EXERCISE OBJECTIVE -
Each line that holds the word "Ifjúsági" should be returned.

EXERCISE MATERIALS -
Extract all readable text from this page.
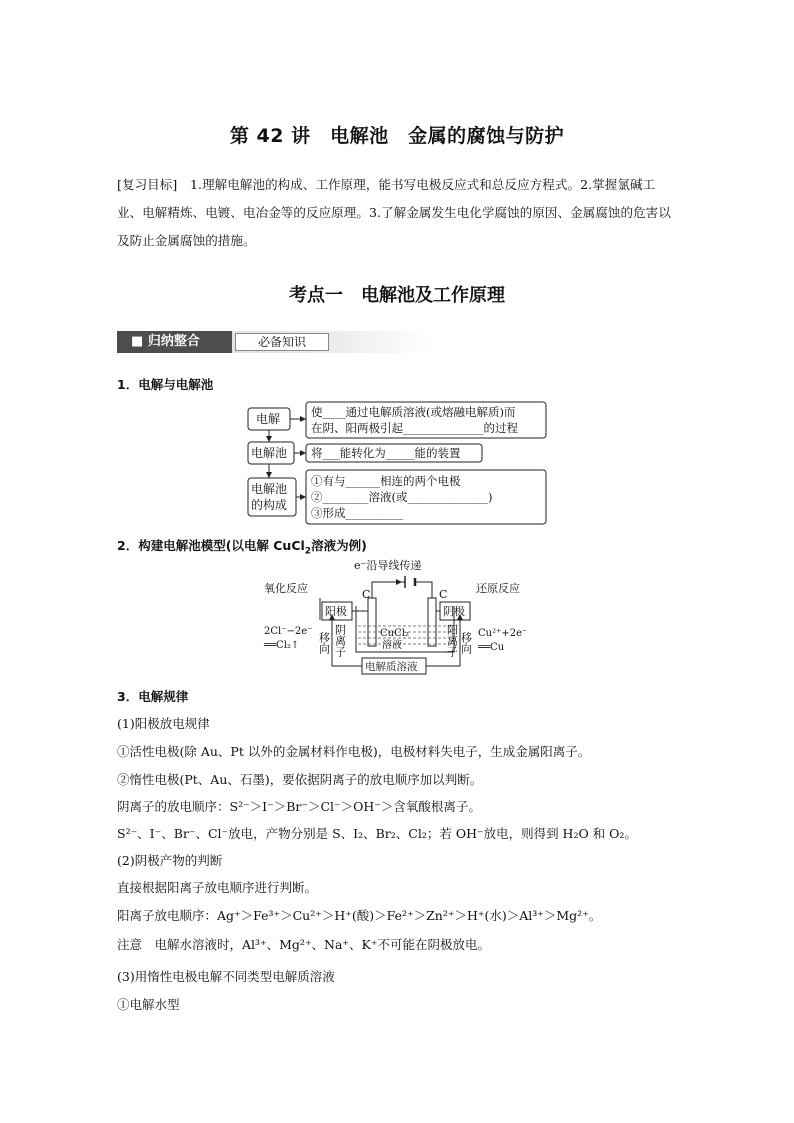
第 42 讲　电解池　金属的腐蚀与防护
[复习目标]　1.理解电解池的构成、工作原理，能书写电极反应式和总反应方程式。2.掌握氯碱工业、电解精炼、电镀、电冶金等的反应原理。3.了解金属发生电化学腐蚀的原因、金属腐蚀的危害以及防止金属腐蚀的措施。
考点一　电解池及工作原理
■ 归纳整合	必备知识
1．电解与电解池
电解
电解池
电解池
的构成
使____通过电解质溶液(或熔融电解质)而
在阴、阳两极引起______________的过程
将___能转化为_____能的装置
①有与______相连的两个电极
②________溶液(或______________)
③形成__________
2．构建电解池模型(以电解 CuCl$_2$溶液为例)
e⁻沿导线传递
氧化反应	还原反应
阳极	阴极
C	C
2Cl⁻−2e⁻
══Cl₂↑
Cu²⁺+2e⁻
══Cu
CuCl₂
溶液
电解质溶液
移向 阴离子	阳离子 移向
3．电解规律
(1)阳极放电规律
①活性电极(除 Au、Pt 以外的金属材料作电极)，电极材料失电子，生成金属阳离子。
②惰性电极(Pt、Au、石墨)，要依据阴离子的放电顺序加以判断。
阴离子的放电顺序：S²⁻＞I⁻＞Br⁻＞Cl⁻＞OH⁻＞含氧酸根离子。
S²⁻、I⁻、Br⁻、Cl⁻放电，产物分别是 S、I₂、Br₂、Cl₂；若 OH⁻放电，则得到 H₂O 和 O₂。
(2)阴极产物的判断
直接根据阳离子放电顺序进行判断。
阳离子放电顺序：Ag⁺＞Fe³⁺＞Cu²⁺＞H⁺(酸)＞Fe²⁺＞Zn²⁺＞H⁺(水)＞Al³⁺＞Mg²⁺。
注意　电解水溶液时，Al³⁺、Mg²⁺、Na⁺、K⁺不可能在阴极放电。
(3)用惰性电极电解不同类型电解质溶液
①电解水型
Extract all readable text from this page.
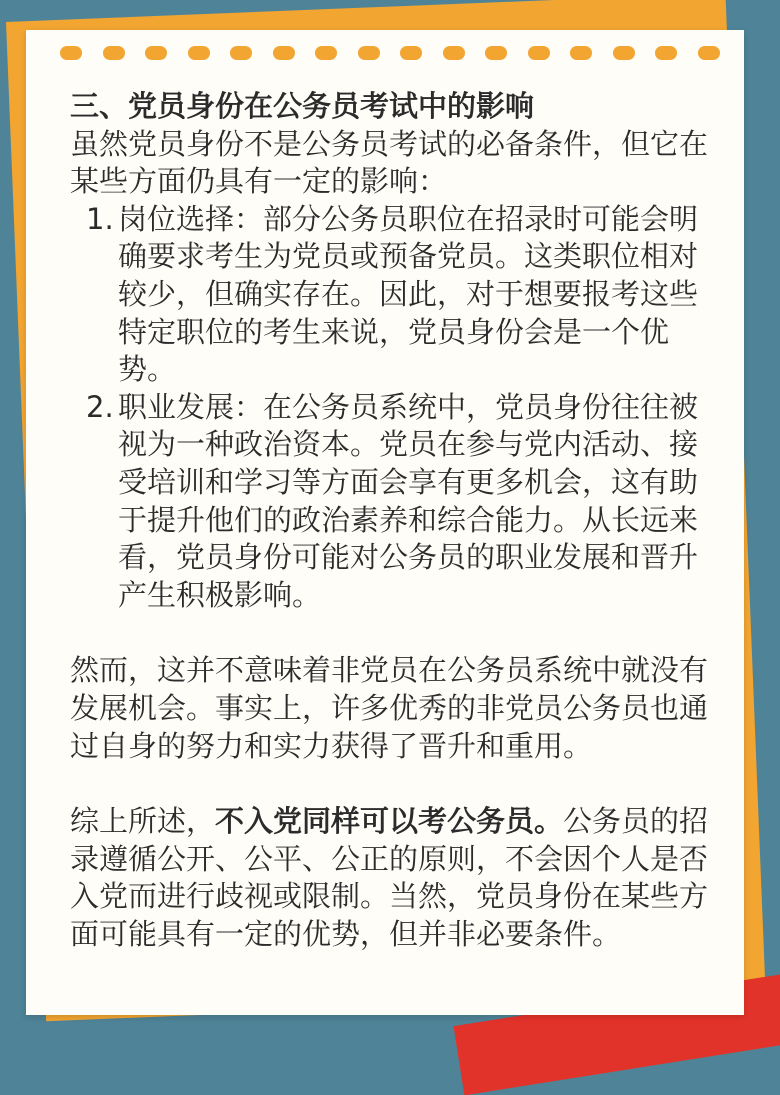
三、党员身份在公务员考试中的影响

虽然党员身份不是公务员考试的必备条件，但它在某些方面仍具有一定的影响：

1. 岗位选择：部分公务员职位在招录时可能会明确要求考生为党员或预备党员。这类职位相对较少，但确实存在。因此，对于想要报考这些特定职位的考生来说，党员身份会是一个优势。
2. 职业发展：在公务员系统中，党员身份往往被视为一种政治资本。党员在参与党内活动、接受培训和学习等方面会享有更多机会，这有助于提升他们的政治素养和综合能力。从长远来看，党员身份可能对公务员的职业发展和晋升产生积极影响。

然而，这并不意味着非党员在公务员系统中就没有发展机会。事实上，许多优秀的非党员公务员也通过自身的努力和实力获得了晋升和重用。

综上所述，不入党同样可以考公务员。公务员的招录遵循公开、公平、公正的原则，不会因个人是否入党而进行歧视或限制。当然，党员身份在某些方面可能具有一定的优势，但并非必要条件。
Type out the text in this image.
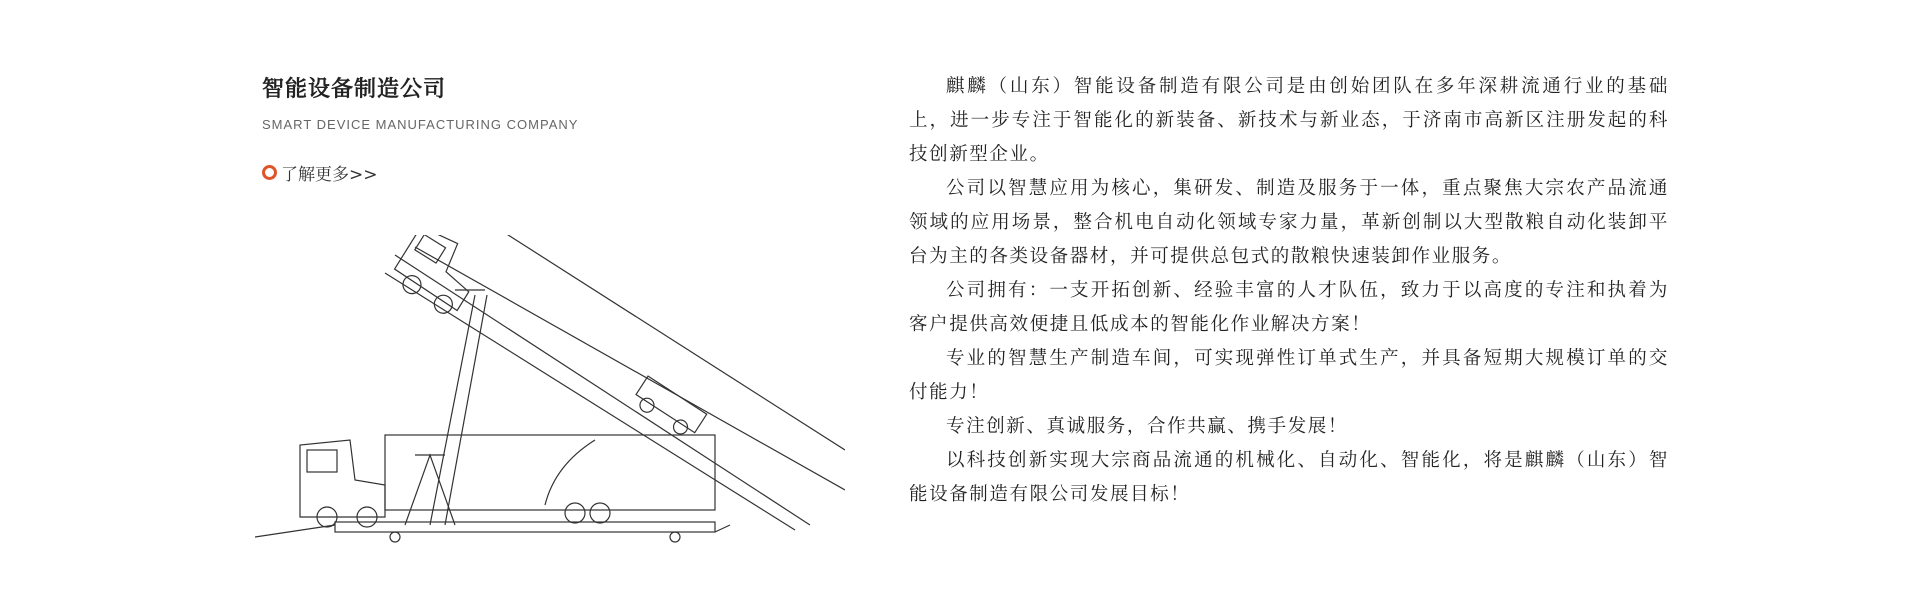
智能设备制造公司
SMART DEVICE MANUFACTURING COMPANY
了解更多>>

麒麟（山东）智能设备制造有限公司是由创始团队在多年深耕流通行业的基础上，进一步专注于智能化的新装备、新技术与新业态，于济南市高新区注册发起的科技创新型企业。

公司以智慧应用为核心，集研发、制造及服务于一体，重点聚焦大宗农产品流通领域的应用场景，整合机电自动化领域专家力量，革新创制以大型散粮自动化装卸平台为主的各类设备器材，并可提供总包式的散粮快速装卸作业服务。

公司拥有：一支开拓创新、经验丰富的人才队伍，致力于以高度的专注和执着为客户提供高效便捷且低成本的智能化作业解决方案！

专业的智慧生产制造车间，可实现弹性订单式生产，并具备短期大规模订单的交付能力！

专注创新、真诚服务，合作共赢、携手发展！

以科技创新实现大宗商品流通的机械化、自动化、智能化，将是麒麟（山东）智能设备制造有限公司发展目标！
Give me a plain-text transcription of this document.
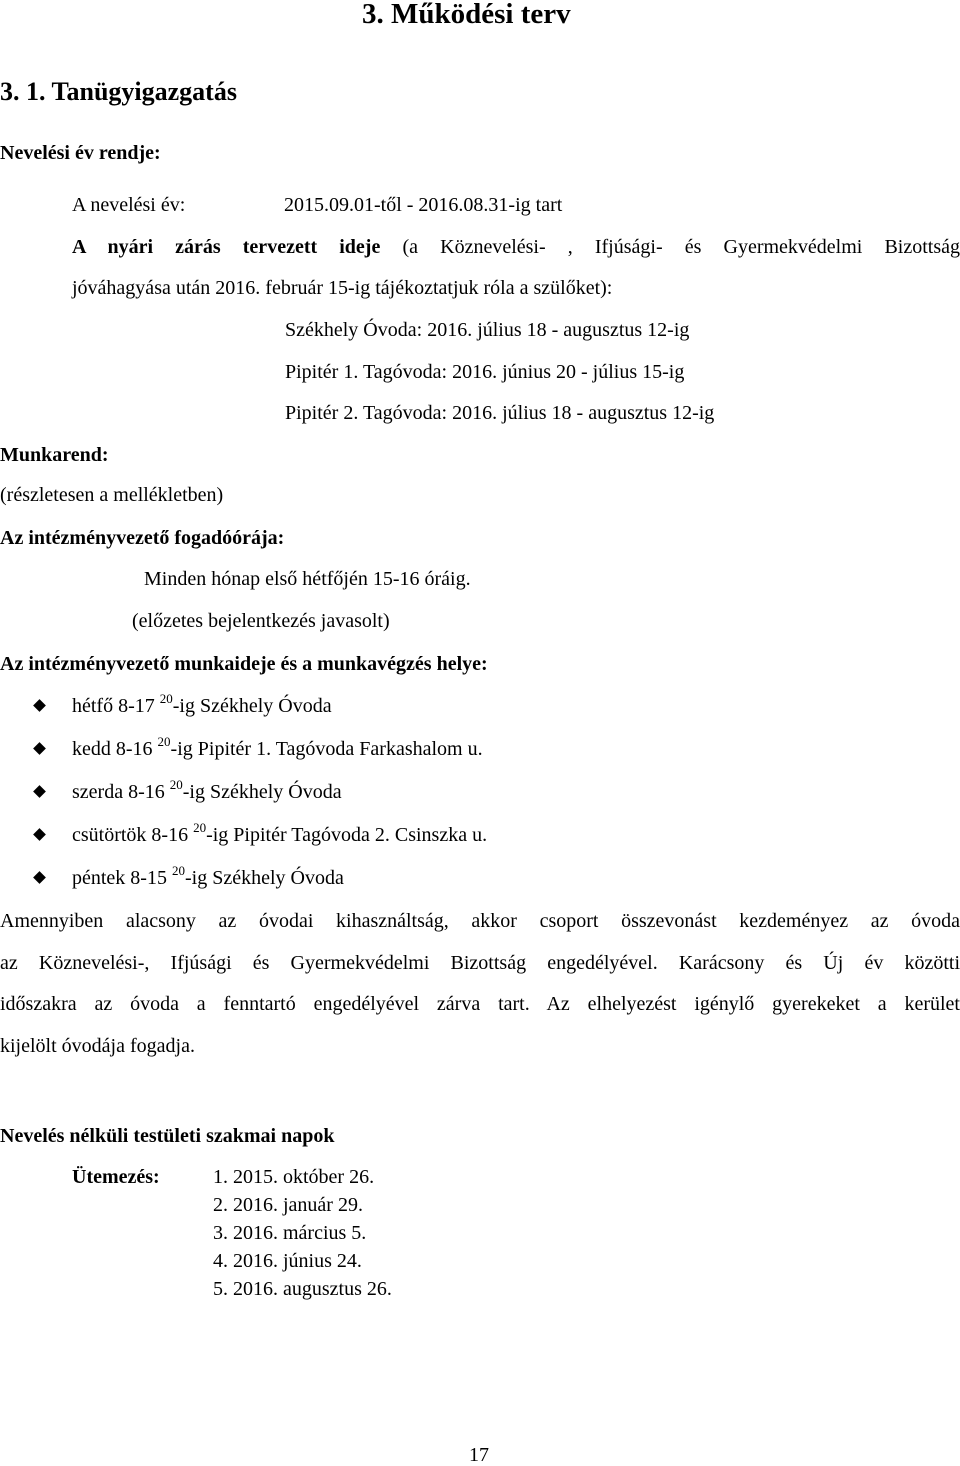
3. Működési terv
3. 1. Tanügyigazgatás
Nevelési év rendje:
A nevelési év:	2015.09.01-től - 2016.08.31-ig tart
A nyári zárás tervezett ideje (a Köznevelési- , Ifjúsági- és Gyermekvédelmi Bizottság
jóváhagyása után 2016. február 15-ig tájékoztatjuk róla a szülőket):
Székhely Óvoda: 2016. július 18 - augusztus 12-ig
Pipitér 1. Tagóvoda: 2016. június 20 - július 15-ig
Pipitér 2. Tagóvoda: 2016. július 18 - augusztus 12-ig
Munkarend:
(részletesen a mellékletben)
Az intézményvezető fogadóórája:
Minden hónap első hétfőjén 15-16 óráig.
(előzetes bejelentkezés javasolt)
Az intézményvezető munkaideje és a munkavégzés helye:
hétfő 8-17 $^{20}$-ig Székhely Óvoda
kedd 8-16 $^{20}$-ig Pipitér 1. Tagóvoda Farkashalom u.
szerda 8-16 $^{20}$-ig Székhely Óvoda
csütörtök 8-16 $^{20}$-ig Pipitér Tagóvoda 2. Csinszka u.
péntek 8-15 $^{20}$-ig Székhely Óvoda
Amennyiben alacsony az óvodai kihasználtság, akkor csoport összevonást kezdeményez az óvoda
az Köznevelési-, Ifjúsági és Gyermekvédelmi Bizottság engedélyével. Karácsony és Új év közötti
időszakra az óvoda a fenntartó engedélyével zárva tart. Az elhelyezést igénylő gyerekeket a kerület
kijelölt óvodája fogadja.
Nevelés nélküli testületi szakmai napok
Ütemezés:	1. 2015. október 26.
2. 2016. január 29.
3. 2016. március 5.
4. 2016. június 24.
5. 2016. augusztus 26.
17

ANSWER TO THE EXERCISE -
A nyári zárás tervezett ideje (a Köznevelési- , Ifjúsági- és Gyermekvédelmi Bizottság
az Köznevelési-, Ifjúsági és Gyermekvédelmi Bizottság engedélyével. Karácsony és Új év közötti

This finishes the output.